** start of Task input **

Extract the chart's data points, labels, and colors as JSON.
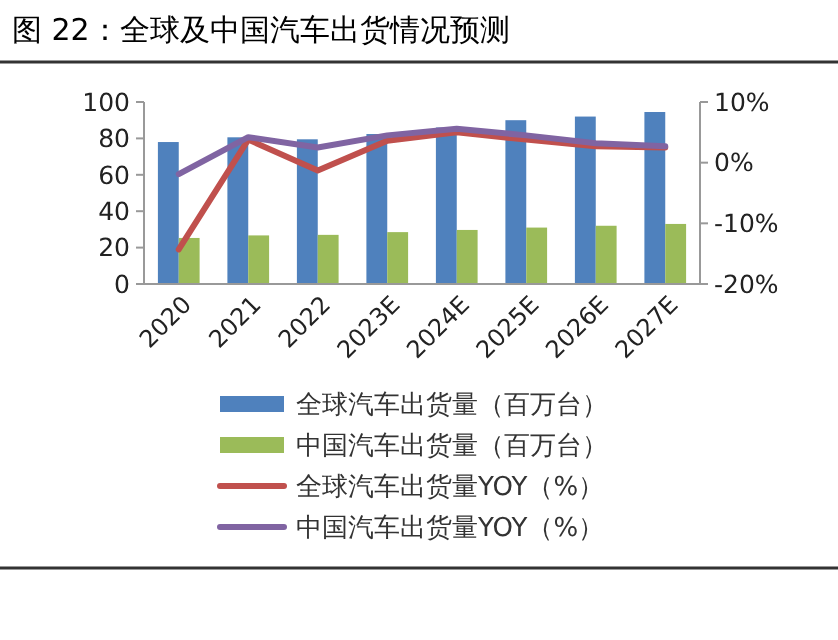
{
  "chart_data": {
    "type": "bar",
    "title": "图 22：全球及中国汽车出货情况预测",
    "categories": [
      "2020",
      "2021",
      "2022",
      "2023E",
      "2024E",
      "2025E",
      "2026E",
      "2027E"
    ],
    "series": [
      {
        "name": "全球汽车出货量（百万台）",
        "color": "#4f81bd",
        "values": [
          78,
          80.6,
          79.5,
          82.4,
          86,
          90,
          92,
          94.5
        ]
      },
      {
        "name": "中国汽车出货量（百万台）",
        "color": "#9bbb59",
        "values": [
          25.3,
          26.7,
          27,
          28.5,
          29.7,
          31,
          32,
          33
        ]
      },
      {
        "name": "全球汽车出货量YOY（%）",
        "type": "line",
        "axis": "y2",
        "color": "#c0504d",
        "values": [
          -14.3,
          3.8,
          -1.3,
          3.6,
          5,
          3.8,
          2.7,
          2.5
        ]
      },
      {
        "name": "中国汽车出货量YOY（%）",
        "type": "line",
        "axis": "y2",
        "color": "#8064a2",
        "values": [
          -1.9,
          4.2,
          2.5,
          4.5,
          5.6,
          4.5,
          3.2,
          2.7
        ]
      }
    ],
    "ylim": [
      0,
      100
    ],
    "yticks": [
      0,
      20,
      40,
      60,
      80,
      100
    ],
    "y2lim": [
      -20,
      10
    ],
    "y2ticks": [
      {
        "value": -20,
        "label": "-20%"
      },
      {
        "value": -10,
        "label": "-10%"
      },
      {
        "value": 0,
        "label": "0%"
      },
      {
        "value": 10,
        "label": "10%"
      }
    ],
    "grid": false,
    "legend": "bottom",
    "marker": "none",
    "line_style": "solid"
  }
}
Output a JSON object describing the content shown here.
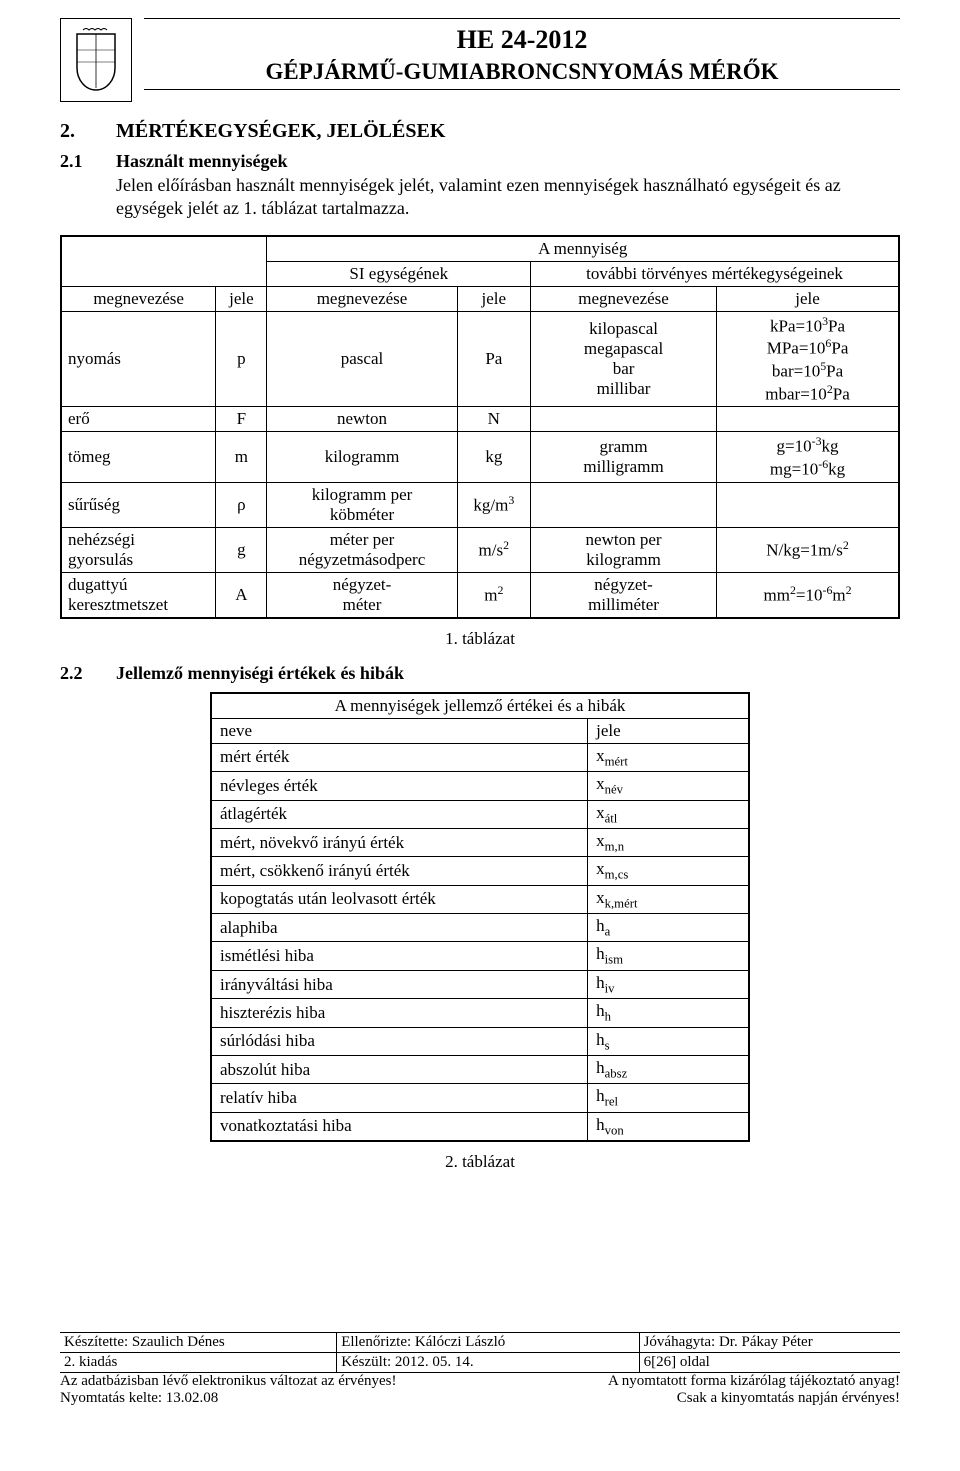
{
  "header": {
    "code": "HE 24-2012",
    "title": "GÉPJÁRMŰ-GUMIABRONCSNYOMÁS MÉRŐK"
  },
  "section": {
    "num": "2.",
    "title": "MÉRTÉKEGYSÉGEK, JELÖLÉSEK"
  },
  "sub21": {
    "num": "2.1",
    "title": "Használt mennyiségek",
    "para": "Jelen előírásban használt mennyiségek jelét, valamint ezen mennyiségek használható egységeit és az egységek jelét az 1. táblázat tartalmazza."
  },
  "t1": {
    "h_qty": "A mennyiség",
    "h_name": "megnevezése",
    "h_sym": "jele",
    "h_si": "SI egységének",
    "h_other": "további törvényes mértékegységeinek",
    "h_name2": "megnevezése",
    "h_sym2": "jele",
    "h_name3": "megnevezése",
    "h_sym3": "jele",
    "r1": {
      "name": "nyomás",
      "sym": "p",
      "si_name": "pascal",
      "si_sym": "Pa",
      "o_name_html": "kilopascal<br>megapascal<br>bar<br>millibar",
      "o_sym_html": "kPa=10<sup>3</sup>Pa<br>MPa=10<sup>6</sup>Pa<br>bar=10<sup>5</sup>Pa<br>mbar=10<sup>2</sup>Pa"
    },
    "r2": {
      "name": "erő",
      "sym": "F",
      "si_name": "newton",
      "si_sym": "N",
      "o_name_html": "",
      "o_sym_html": ""
    },
    "r3": {
      "name": "tömeg",
      "sym": "m",
      "si_name": "kilogramm",
      "si_sym": "kg",
      "o_name_html": "gramm<br>milligramm",
      "o_sym_html": "g=10<sup>-3</sup>kg<br>mg=10<sup>-6</sup>kg"
    },
    "r4": {
      "name": "sűrűség",
      "sym": "ρ",
      "si_name_html": "kilogramm per<br>köbméter",
      "si_sym_html": "kg/m<sup>3</sup>",
      "o_name_html": "",
      "o_sym_html": ""
    },
    "r5": {
      "name_html": "nehézségi<br>gyorsulás",
      "sym": "g",
      "si_name_html": "méter per<br>négyzetmásodperc",
      "si_sym_html": "m/s<sup>2</sup>",
      "o_name_html": "newton per<br>kilogramm",
      "o_sym_html": "N/kg=1m/s<sup>2</sup>"
    },
    "r6": {
      "name_html": "dugattyú<br>keresztmetszet",
      "sym": "A",
      "si_name_html": "négyzet-<br>méter",
      "si_sym_html": "m<sup>2</sup>",
      "o_name_html": "négyzet-<br>milliméter",
      "o_sym_html": "mm<sup>2</sup>=10<sup>-6</sup>m<sup>2</sup>"
    }
  },
  "cap1": "1. táblázat",
  "sub22": {
    "num": "2.2",
    "title": "Jellemző mennyiségi értékek és hibák"
  },
  "t2": {
    "head": "A mennyiségek jellemző értékei és a hibák",
    "h_name": "neve",
    "h_sym": "jele",
    "rows": [
      {
        "n": "mért érték",
        "s": "x<sub>mért</sub>"
      },
      {
        "n": "névleges érték",
        "s": "x<sub>név</sub>"
      },
      {
        "n": "átlagérték",
        "s": "x<sub>átl</sub>"
      },
      {
        "n": "mért, növekvő irányú érték",
        "s": "x<sub>m,n</sub>"
      },
      {
        "n": "mért, csökkenő irányú érték",
        "s": "x<sub>m,cs</sub>"
      },
      {
        "n": "kopogtatás után leolvasott érték",
        "s": "x<sub>k,mért</sub>"
      },
      {
        "n": "alaphiba",
        "s": "h<sub>a</sub>"
      },
      {
        "n": "ismétlési hiba",
        "s": "h<sub>ism</sub>"
      },
      {
        "n": "irányváltási hiba",
        "s": "h<sub>iv</sub>"
      },
      {
        "n": "hiszterézis hiba",
        "s": "h<sub>h</sub>"
      },
      {
        "n": "súrlódási hiba",
        "s": "h<sub>s</sub>"
      },
      {
        "n": "abszolút hiba",
        "s": "h<sub>absz</sub>"
      },
      {
        "n": "relatív hiba",
        "s": "h<sub>rel</sub>"
      },
      {
        "n": "vonatkoztatási hiba",
        "s": "h<sub>von</sub>"
      }
    ]
  },
  "cap2": "2. táblázat",
  "footer": {
    "made": "Készítette: Szaulich Dénes",
    "checked": "Ellenőrizte: Kálóczi László",
    "approved": "Jóváhagyta: Dr. Pákay Péter",
    "edition": "2. kiadás",
    "date": "Készült: 2012. 05. 14.",
    "page": "6[26] oldal",
    "l1": "Az adatbázisban lévő elektronikus változat az érvényes!",
    "l2": "Nyomtatás kelte:    13.02.08",
    "r1": "A nyomtatott forma kizárólag tájékoztató anyag!",
    "r2": "Csak a kinyomtatás napján érvényes!"
  }
}
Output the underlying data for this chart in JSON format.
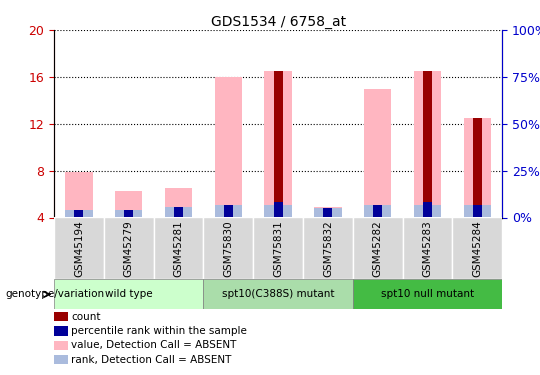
{
  "title": "GDS1534 / 6758_at",
  "samples": [
    "GSM45194",
    "GSM45279",
    "GSM45281",
    "GSM75830",
    "GSM75831",
    "GSM75832",
    "GSM45282",
    "GSM45283",
    "GSM45284"
  ],
  "groups": [
    {
      "label": "wild type",
      "color": "#ccffcc",
      "start": 0,
      "end": 3
    },
    {
      "label": "spt10(C388S) mutant",
      "color": "#aaddaa",
      "start": 3,
      "end": 6
    },
    {
      "label": "spt10 null mutant",
      "color": "#44bb44",
      "start": 6,
      "end": 9
    }
  ],
  "count_values": [
    4.15,
    4.15,
    4.15,
    4.1,
    16.5,
    4.15,
    4.15,
    16.5,
    12.5
  ],
  "percentile_values": [
    4.65,
    4.65,
    4.9,
    5.05,
    5.35,
    4.85,
    5.05,
    5.35,
    5.1
  ],
  "value_absent": [
    7.9,
    6.3,
    6.5,
    16.0,
    16.5,
    4.9,
    15.0,
    16.5,
    12.5
  ],
  "rank_absent": [
    4.65,
    4.65,
    4.9,
    5.05,
    5.05,
    4.85,
    5.05,
    5.05,
    5.1
  ],
  "ylim_left": [
    4,
    20
  ],
  "ylim_right": [
    0,
    100
  ],
  "yticks_left": [
    4,
    8,
    12,
    16,
    20
  ],
  "yticks_right": [
    0,
    25,
    50,
    75,
    100
  ],
  "color_count": "#990000",
  "color_percentile": "#000099",
  "color_value_absent": "#FFB6C1",
  "color_rank_absent": "#AABBDD",
  "left_tick_color": "#cc0000",
  "right_tick_color": "#0000cc",
  "legend_items": [
    {
      "color": "#990000",
      "label": "count"
    },
    {
      "color": "#000099",
      "label": "percentile rank within the sample"
    },
    {
      "color": "#FFB6C1",
      "label": "value, Detection Call = ABSENT"
    },
    {
      "color": "#AABBDD",
      "label": "rank, Detection Call = ABSENT"
    }
  ]
}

** end of Task input **

■ **Exercise instructions**
Across the preceding material, how many lines contain the word "newton"? State the number alone.

■ **Exercise output**
2